--- BEGIN ---

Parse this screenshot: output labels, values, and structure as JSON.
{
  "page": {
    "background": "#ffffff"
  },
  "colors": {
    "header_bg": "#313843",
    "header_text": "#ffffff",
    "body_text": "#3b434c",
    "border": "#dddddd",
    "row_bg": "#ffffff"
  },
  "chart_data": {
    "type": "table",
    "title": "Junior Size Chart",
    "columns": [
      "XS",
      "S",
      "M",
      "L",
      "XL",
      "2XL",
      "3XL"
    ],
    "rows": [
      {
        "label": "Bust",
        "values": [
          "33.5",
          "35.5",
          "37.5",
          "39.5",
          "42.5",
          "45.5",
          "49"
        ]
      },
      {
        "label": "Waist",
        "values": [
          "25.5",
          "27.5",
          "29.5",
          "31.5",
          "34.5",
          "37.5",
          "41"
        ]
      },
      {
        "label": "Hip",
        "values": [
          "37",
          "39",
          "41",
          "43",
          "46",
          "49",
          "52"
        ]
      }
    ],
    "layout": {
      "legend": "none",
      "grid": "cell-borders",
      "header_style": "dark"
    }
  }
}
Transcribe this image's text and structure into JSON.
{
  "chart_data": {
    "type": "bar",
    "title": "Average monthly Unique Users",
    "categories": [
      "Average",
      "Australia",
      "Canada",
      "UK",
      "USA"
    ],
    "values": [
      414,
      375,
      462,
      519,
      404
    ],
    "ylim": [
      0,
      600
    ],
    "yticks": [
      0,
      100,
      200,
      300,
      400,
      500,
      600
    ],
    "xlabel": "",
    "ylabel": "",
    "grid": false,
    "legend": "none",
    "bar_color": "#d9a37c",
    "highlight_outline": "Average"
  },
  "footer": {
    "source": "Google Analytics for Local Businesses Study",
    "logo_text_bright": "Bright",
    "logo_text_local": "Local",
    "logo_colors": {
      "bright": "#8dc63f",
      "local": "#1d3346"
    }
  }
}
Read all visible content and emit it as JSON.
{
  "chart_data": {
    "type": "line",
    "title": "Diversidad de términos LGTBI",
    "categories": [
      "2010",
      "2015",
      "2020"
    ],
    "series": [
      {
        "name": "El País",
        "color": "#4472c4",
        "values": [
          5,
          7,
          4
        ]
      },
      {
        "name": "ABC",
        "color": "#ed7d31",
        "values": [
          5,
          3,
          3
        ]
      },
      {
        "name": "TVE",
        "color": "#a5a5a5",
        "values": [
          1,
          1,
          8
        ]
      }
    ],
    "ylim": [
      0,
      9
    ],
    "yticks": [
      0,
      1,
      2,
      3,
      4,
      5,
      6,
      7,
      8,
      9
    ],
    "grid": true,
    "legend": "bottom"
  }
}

--- END ---

### [Exercise requirements]
The required output is the span of lines from the one containing "Read all visible content and emit it as JSON." to the last line, reproduced character for character.

### [In response]
Read all visible content and emit it as JSON.
{
  "chart_data": {
    "type": "line",
    "title": "Diversidad de términos LGTBI",
    "categories": [
      "2010",
      "2015",
      "2020"
    ],
    "series": [
      {
        "name": "El País",
        "color": "#4472c4",
        "values": [
          5,
          7,
          4
        ]
      },
      {
        "name": "ABC",
        "color": "#ed7d31",
        "values": [
          5,
          3,
          3
        ]
      },
      {
        "name": "TVE",
        "color": "#a5a5a5",
        "values": [
          1,
          1,
          8
        ]
      }
    ],
    "ylim": [
      0,
      9
    ],
    "yticks": [
      0,
      1,
      2,
      3,
      4,
      5,
      6,
      7,
      8,
      9
    ],
    "grid": true,
    "legend": "bottom"
  }
}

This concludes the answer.